> [Task]: Print the entire listing. Each line must match the original exactly.

> [Records for this exercise]:
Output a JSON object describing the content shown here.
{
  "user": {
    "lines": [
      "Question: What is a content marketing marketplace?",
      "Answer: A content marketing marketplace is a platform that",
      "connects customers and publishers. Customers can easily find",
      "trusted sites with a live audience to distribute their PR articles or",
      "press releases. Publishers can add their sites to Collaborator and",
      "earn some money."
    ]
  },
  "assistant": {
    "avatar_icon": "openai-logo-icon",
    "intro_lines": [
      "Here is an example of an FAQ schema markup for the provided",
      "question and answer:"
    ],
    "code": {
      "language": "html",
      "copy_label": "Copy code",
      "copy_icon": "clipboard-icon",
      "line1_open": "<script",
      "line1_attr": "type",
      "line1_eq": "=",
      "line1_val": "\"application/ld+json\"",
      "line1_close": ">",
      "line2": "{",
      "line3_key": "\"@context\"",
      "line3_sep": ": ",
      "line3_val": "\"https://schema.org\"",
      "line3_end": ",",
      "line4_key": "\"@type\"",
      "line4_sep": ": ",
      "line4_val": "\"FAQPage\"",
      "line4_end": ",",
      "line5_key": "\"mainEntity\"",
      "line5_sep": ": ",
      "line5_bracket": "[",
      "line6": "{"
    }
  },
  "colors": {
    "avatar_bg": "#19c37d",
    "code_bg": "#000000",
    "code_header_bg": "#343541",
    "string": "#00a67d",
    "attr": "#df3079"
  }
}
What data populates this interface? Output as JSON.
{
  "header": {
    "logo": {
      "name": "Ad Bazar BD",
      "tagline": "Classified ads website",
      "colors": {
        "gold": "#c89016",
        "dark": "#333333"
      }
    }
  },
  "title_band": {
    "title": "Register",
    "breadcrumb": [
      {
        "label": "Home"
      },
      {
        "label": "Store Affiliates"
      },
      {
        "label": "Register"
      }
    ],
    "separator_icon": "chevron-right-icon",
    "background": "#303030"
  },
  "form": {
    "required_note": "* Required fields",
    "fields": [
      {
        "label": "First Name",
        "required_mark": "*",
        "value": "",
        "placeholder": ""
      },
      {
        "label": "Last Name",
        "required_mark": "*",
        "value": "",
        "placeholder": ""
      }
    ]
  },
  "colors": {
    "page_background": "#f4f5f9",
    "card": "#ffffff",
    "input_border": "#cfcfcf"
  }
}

> [Answer below]:
Output a JSON object describing the content shown here.
{
  "user": {
    "lines": [
      "Question: What is a content marketing marketplace?",
      "Answer: A content marketing marketplace is a platform that",
      "connects customers and publishers. Customers can easily find",
      "trusted sites with a live audience to distribute their PR articles or",
      "press releases. Publishers can add their sites to Collaborator and",
      "earn some money."
    ]
  },
  "assistant": {
    "avatar_icon": "openai-logo-icon",
    "intro_lines": [
      "Here is an example of an FAQ schema markup for the provided",
      "question and answer:"
    ],
    "code": {
      "language": "html",
      "copy_label": "Copy code",
      "copy_icon": "clipboard-icon",
      "line1_open": "<script",
      "line1_attr": "type",
      "line1_eq": "=",
      "line1_val": "\"application/ld+json\"",
      "line1_close": ">",
      "line2": "{",
      "line3_key": "\"@context\"",
      "line3_sep": ": ",
      "line3_val": "\"https://schema.org\"",
      "line3_end": ",",
      "line4_key": "\"@type\"",
      "line4_sep": ": ",
      "line4_val": "\"FAQPage\"",
      "line4_end": ",",
      "line5_key": "\"mainEntity\"",
      "line5_sep": ": ",
      "line5_bracket": "[",
      "line6": "{"
    }
  },
  "colors": {
    "avatar_bg": "#19c37d",
    "code_bg": "#000000",
    "code_header_bg": "#343541",
    "string": "#00a67d",
    "attr": "#df3079"
  }
}
What data populates this interface? Output as JSON.
{
  "header": {
    "logo": {
      "name": "Ad Bazar BD",
      "tagline": "Classified ads website",
      "colors": {
        "gold": "#c89016",
        "dark": "#333333"
      }
    }
  },
  "title_band": {
    "title": "Register",
    "breadcrumb": [
      {
        "label": "Home"
      },
      {
        "label": "Store Affiliates"
      },
      {
        "label": "Register"
      }
    ],
    "separator_icon": "chevron-right-icon",
    "background": "#303030"
  },
  "form": {
    "required_note": "* Required fields",
    "fields": [
      {
        "label": "First Name",
        "required_mark": "*",
        "value": "",
        "placeholder": ""
      },
      {
        "label": "Last Name",
        "required_mark": "*",
        "value": "",
        "placeholder": ""
      }
    ]
  },
  "colors": {
    "page_background": "#f4f5f9",
    "card": "#ffffff",
    "input_border": "#cfcfcf"
  }
}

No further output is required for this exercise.